◆ Document passage:
[BioC] obtaining a complete global alignment via pairwiseAlignment

Thu Jun 20 07:17:16 CEST 2013

Thanks Hervé.  Adding such an option 'full.alignment' would be extremely 
useful to me, since it would let me get access to the complete global 
alignment with minimal string parsing.

On 6/19/13 11:33 AM, Hervé Pagès wrote:
> Hi guys,
>
> It was an early decision of the author of pairwiseAlignment() to not
> display the indels that occur at the ends of the aligned sequences.
> The consequence of this is that the alignment "looks" like it's a
> local alignment even though it's global.
>
> Using writePairwiseAlignments() to display the alignments disambiguates
> this.
>
> With your 1st example:
>
>    s1 <- DNAString("AAGGAA")
>    s2 <- DNAString("GG")
>    xx <- pairwiseAlignment(s1, s2, type="global")
>
> Then:
>
>  > xx
> Global PairwiseAlignmentsSingleSubject (1 of 1)
> pattern: [3] GG
> subject: [1] GG
> score: -32.03649
>
>  > writePairwiseAlignments(xx)
> ########################################
> # Program: Biostrings (version 2.29.7), a Bioconductor package
> # Rundate: Wed Jun 19 11:15:27 2013
> ########################################
> #=======================================
> #
> # Aligned_sequences: 2
> # 1: P1
> # 2: S1
> # Matrix: NA
> # Gap_penalty: 14.0
> # Extend_penalty: 4.0
> #
> # Length: 6
> # Identity:       2/6 (33.3%)
> # Similarity:    NA/6 (NA%)
> # Gaps:           4/6 (66.7%)
> # Score: -32.03649
> #
> #
> #=======================================
>
> P1                 1 AAGGAA      6
>                         ||
> S1                 1 --GG--      2
>
>
> #---------------------------------------
> #---------------------------------------
>
> With your 2nd example:
>
>    s1 <- DNAString("AGGGG")
>    s2 <- DNAString("GGGGA")
>    xx <- pairwiseAlignment(s1, s2, gapOpening=-1)
>
> Then:
>
>  > xx
> Global PairwiseAlignmentsSingleSubject (1 of 1)
> pattern: [2] GGGG
> subject: [1] GGGG
> score: -2.072976
>
>  > writePairwiseAlignments(xx)
> ########################################
> # Program: Biostrings (version 2.29.7), a Bioconductor package
> # Rundate: Wed Jun 19 11:19:40 2013
> ########################################
> #=======================================
> #
> # Aligned_sequences: 2
> # 1: P1
> # 2: S1
> # Matrix: NA
> # Gap_penalty: 5.0
> # Extend_penalty: 4.0
> #
> # Length: 6
> # Identity:       4/6 (66.7%)

◆ Provided material:
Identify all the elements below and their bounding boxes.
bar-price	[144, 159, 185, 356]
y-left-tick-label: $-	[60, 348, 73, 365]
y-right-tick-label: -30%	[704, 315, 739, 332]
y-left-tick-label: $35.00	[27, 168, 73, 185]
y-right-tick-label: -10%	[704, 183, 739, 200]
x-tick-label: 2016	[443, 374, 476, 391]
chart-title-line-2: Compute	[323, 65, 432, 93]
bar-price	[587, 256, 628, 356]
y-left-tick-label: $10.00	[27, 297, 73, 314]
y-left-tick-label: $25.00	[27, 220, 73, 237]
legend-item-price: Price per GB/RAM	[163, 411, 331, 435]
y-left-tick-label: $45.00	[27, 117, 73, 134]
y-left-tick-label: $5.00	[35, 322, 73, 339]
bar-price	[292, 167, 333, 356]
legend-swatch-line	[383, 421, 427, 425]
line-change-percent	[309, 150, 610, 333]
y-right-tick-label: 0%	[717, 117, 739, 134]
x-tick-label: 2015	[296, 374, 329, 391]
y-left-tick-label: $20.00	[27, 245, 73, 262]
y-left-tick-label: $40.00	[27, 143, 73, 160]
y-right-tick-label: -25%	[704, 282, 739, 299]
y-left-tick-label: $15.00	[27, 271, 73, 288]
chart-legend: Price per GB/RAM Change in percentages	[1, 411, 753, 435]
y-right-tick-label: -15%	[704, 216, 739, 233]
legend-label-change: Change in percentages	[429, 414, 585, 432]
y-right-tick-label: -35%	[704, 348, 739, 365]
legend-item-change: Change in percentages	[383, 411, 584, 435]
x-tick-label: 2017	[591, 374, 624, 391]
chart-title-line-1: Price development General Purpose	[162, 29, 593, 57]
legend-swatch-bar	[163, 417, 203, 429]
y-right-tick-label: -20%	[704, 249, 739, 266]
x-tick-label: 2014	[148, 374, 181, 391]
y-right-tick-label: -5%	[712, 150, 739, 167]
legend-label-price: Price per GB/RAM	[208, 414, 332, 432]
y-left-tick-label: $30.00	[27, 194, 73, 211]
==
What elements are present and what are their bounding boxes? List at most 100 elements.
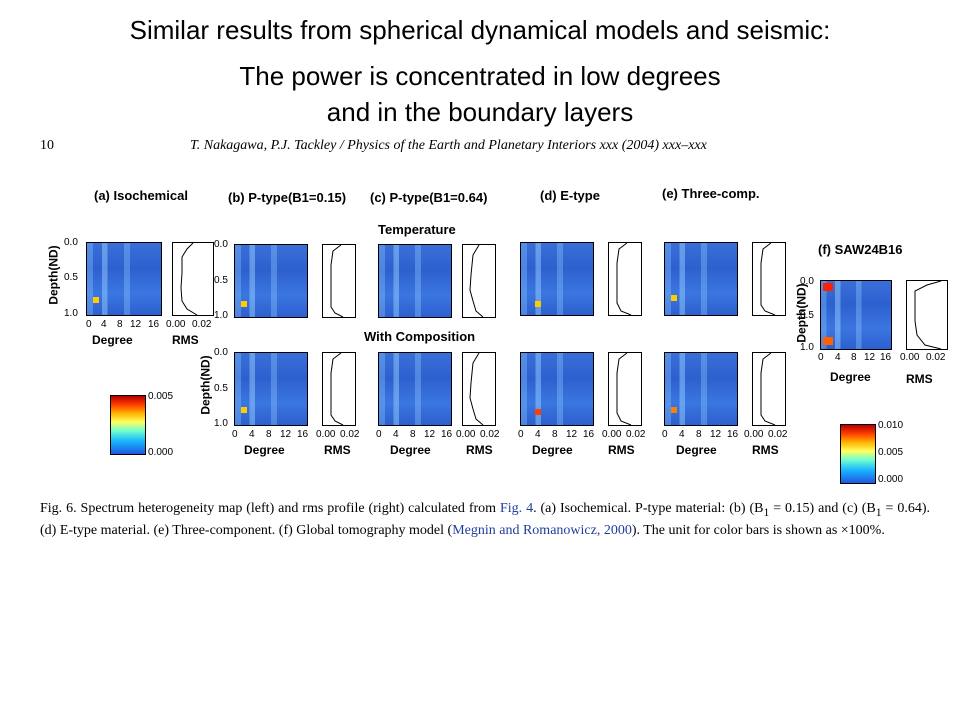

◆ Exercise directions:
From the pairwiseAlignment mailing-list thread, list every string literal that is passed to DNAString() in the code examples.

◆ Exercise result:
- "AAGGAA"
- "GG"
- "AGGGG"
- "GGGGA"